YOUR TASK:
In the listing that follows, count every line with the word "becoming" in it and write only the total.
⟨
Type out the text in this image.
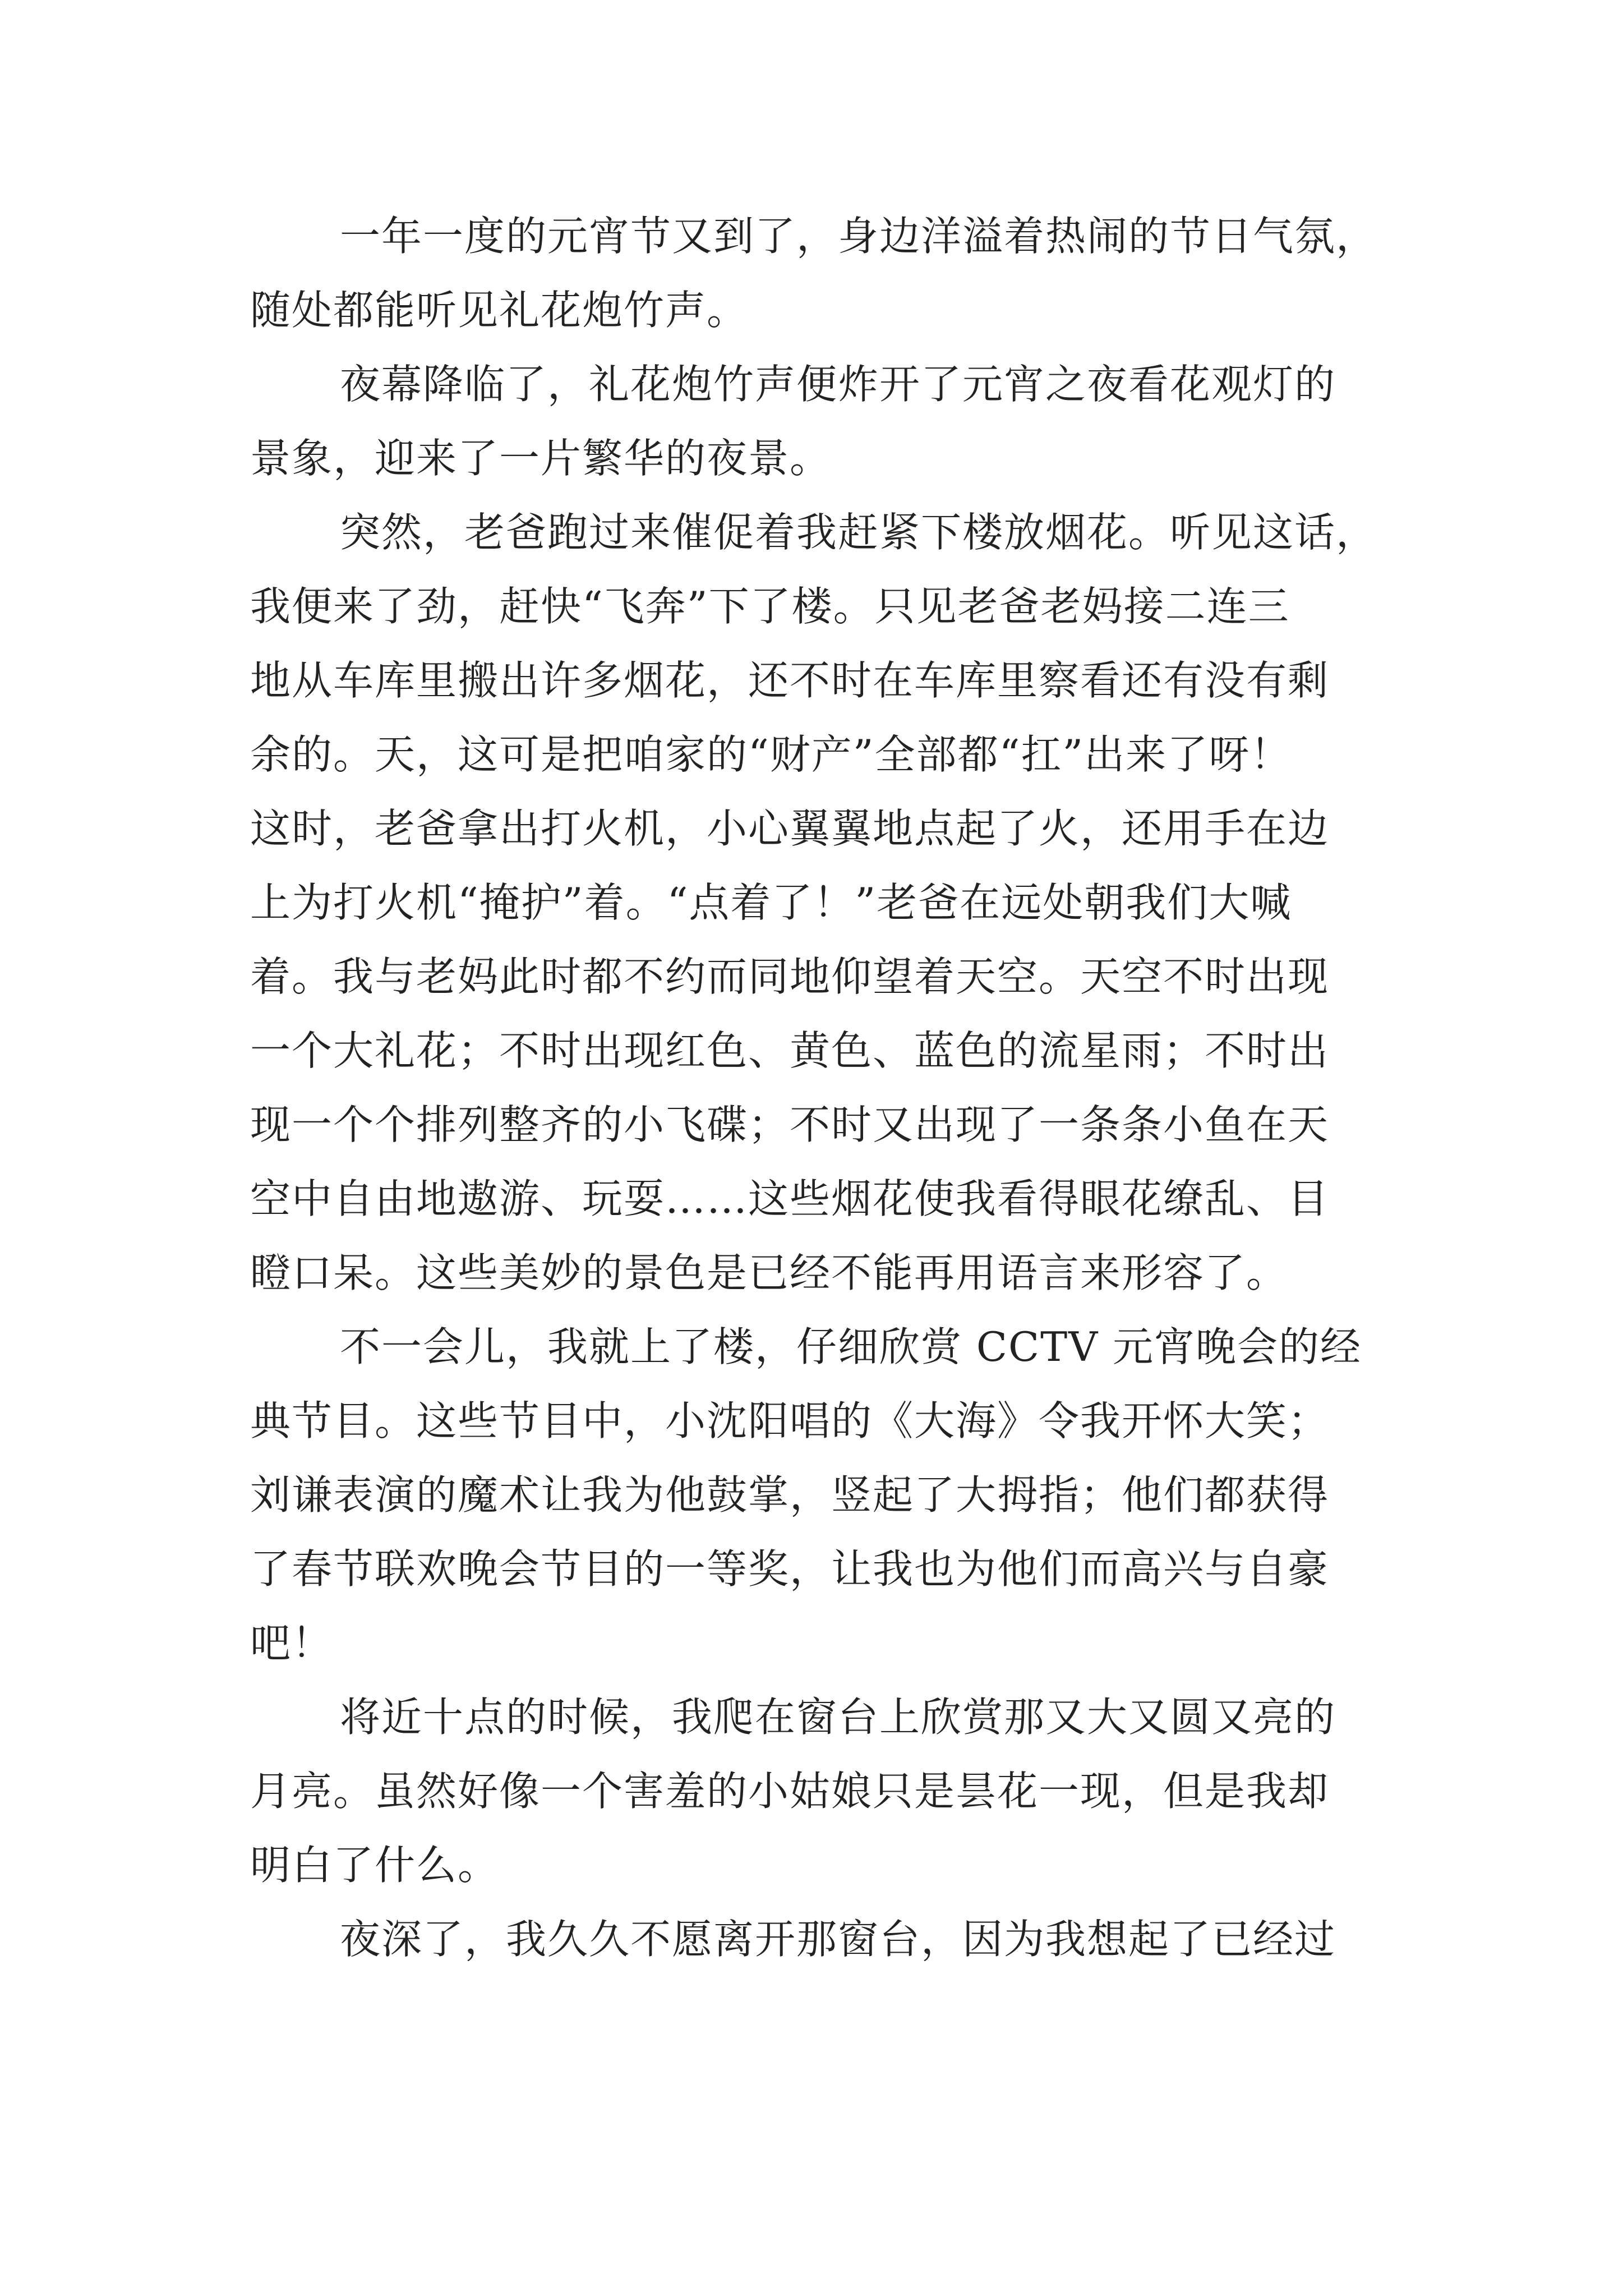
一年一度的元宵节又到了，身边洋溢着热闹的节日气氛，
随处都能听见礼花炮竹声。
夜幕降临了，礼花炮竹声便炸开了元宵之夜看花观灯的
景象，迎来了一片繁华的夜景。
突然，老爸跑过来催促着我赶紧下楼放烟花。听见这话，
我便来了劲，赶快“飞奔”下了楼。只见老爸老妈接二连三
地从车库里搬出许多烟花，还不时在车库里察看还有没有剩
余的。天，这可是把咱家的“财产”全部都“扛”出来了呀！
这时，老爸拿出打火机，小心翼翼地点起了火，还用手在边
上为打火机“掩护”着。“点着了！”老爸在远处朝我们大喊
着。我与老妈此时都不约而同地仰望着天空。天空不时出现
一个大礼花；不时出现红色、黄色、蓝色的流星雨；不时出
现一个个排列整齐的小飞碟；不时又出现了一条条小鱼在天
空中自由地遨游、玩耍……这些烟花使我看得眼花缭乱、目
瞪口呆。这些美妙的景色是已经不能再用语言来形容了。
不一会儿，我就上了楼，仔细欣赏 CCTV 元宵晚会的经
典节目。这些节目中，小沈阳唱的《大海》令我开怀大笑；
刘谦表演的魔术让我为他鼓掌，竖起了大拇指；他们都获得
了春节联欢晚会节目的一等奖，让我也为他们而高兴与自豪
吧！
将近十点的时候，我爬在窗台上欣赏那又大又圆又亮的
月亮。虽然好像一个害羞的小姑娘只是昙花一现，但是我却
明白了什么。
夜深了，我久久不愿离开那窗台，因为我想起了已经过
⟩
⟨
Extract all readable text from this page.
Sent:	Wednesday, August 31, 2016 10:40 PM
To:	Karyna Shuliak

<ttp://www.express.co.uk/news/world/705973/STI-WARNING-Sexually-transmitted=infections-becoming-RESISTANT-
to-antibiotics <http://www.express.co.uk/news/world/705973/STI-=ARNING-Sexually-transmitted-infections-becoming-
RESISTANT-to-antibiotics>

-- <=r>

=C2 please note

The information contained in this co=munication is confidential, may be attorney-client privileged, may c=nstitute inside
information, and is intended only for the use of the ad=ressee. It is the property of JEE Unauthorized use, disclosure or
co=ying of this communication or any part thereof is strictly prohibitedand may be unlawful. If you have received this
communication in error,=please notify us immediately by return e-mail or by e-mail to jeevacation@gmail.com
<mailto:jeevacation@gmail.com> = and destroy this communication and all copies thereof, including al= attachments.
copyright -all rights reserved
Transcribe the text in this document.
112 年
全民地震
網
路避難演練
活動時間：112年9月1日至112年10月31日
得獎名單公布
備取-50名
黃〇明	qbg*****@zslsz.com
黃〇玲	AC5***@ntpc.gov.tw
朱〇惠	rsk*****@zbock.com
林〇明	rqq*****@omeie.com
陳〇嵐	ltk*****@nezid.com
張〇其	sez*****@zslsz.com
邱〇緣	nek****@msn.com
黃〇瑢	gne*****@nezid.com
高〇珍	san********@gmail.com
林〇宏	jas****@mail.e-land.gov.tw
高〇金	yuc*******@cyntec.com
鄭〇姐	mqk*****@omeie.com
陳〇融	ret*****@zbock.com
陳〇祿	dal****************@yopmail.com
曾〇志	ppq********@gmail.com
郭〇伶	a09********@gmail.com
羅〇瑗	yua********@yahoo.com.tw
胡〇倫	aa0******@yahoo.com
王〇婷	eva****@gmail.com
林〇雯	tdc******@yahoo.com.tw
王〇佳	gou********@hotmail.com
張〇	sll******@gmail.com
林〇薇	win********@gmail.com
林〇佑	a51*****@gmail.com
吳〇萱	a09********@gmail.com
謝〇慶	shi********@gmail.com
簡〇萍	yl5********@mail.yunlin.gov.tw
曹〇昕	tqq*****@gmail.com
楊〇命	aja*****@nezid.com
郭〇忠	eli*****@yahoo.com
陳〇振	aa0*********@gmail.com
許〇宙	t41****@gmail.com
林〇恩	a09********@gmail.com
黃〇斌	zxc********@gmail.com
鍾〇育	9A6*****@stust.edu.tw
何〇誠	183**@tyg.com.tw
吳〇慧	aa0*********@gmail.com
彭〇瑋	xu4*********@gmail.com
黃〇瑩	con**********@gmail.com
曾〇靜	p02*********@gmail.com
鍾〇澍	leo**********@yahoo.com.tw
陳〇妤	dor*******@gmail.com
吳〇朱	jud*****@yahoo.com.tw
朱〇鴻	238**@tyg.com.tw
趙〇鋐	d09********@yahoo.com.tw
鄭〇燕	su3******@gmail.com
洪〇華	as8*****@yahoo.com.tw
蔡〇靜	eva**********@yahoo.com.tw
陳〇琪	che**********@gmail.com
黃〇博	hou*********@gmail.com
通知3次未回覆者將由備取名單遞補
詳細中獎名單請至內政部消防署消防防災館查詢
⟩
OUTPUT OF THE TASK:
2